Extract each line holding the word "this" from the entries.

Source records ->
>> begin

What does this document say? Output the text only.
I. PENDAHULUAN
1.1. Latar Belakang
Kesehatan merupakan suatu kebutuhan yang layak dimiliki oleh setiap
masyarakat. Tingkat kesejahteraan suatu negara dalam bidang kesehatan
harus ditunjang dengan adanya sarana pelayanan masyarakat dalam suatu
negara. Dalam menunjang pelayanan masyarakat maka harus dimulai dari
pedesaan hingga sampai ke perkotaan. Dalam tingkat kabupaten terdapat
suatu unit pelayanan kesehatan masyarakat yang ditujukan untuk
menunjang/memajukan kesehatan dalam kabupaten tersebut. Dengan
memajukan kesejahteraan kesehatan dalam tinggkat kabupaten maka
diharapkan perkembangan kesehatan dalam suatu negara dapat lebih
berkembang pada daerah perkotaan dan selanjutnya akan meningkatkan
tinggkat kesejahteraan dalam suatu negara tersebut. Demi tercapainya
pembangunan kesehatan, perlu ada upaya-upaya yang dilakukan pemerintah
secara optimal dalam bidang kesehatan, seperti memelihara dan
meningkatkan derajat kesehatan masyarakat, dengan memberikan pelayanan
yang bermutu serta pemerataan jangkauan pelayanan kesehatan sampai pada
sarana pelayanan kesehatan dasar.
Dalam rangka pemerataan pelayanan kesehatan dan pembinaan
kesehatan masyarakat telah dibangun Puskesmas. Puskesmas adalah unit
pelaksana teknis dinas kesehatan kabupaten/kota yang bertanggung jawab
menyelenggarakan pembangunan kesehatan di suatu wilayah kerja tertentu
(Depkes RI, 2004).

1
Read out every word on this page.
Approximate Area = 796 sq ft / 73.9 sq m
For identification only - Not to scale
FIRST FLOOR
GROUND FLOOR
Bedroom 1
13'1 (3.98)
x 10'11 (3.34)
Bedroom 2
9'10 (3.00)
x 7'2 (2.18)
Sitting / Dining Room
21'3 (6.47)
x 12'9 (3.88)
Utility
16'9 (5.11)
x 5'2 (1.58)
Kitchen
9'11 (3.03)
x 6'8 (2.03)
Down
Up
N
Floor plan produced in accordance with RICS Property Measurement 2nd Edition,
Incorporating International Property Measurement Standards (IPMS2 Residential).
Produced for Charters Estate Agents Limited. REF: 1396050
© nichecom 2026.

>> end

Reply ->
What does this document say? Output the text only.
Read out every word on this page.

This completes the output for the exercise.